> WHAT IS BEING ASKED: Read the entries below and pull out each line with the string "becher".

> DATA FOR THIS TASK:
_ _ _ _ _ _ _

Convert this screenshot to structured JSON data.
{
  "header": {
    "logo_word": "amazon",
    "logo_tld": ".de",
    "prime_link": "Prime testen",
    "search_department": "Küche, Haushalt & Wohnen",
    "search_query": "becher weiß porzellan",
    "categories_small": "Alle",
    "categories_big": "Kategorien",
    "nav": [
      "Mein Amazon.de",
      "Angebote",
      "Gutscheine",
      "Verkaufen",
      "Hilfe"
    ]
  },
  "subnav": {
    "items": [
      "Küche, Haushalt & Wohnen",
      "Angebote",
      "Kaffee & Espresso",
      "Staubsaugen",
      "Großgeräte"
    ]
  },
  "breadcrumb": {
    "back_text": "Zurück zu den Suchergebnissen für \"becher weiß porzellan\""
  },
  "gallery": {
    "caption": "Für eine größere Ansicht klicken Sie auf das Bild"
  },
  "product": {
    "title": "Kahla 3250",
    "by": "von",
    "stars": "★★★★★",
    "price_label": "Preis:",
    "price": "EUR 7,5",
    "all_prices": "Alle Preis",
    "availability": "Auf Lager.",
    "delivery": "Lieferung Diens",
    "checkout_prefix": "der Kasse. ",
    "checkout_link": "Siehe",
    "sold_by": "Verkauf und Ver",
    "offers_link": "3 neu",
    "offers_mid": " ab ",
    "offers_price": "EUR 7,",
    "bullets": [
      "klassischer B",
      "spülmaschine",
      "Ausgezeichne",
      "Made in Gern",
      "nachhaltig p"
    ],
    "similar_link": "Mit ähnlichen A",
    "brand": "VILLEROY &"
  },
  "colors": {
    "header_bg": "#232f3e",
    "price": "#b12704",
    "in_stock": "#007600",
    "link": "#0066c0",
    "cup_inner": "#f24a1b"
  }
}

_ _ _ _ _ _ _

> TASK RESPONSE:
    "search_query": "becher weiß porzellan",
    "back_text": "Zurück zu den Suchergebnissen für \"becher weiß porzellan\""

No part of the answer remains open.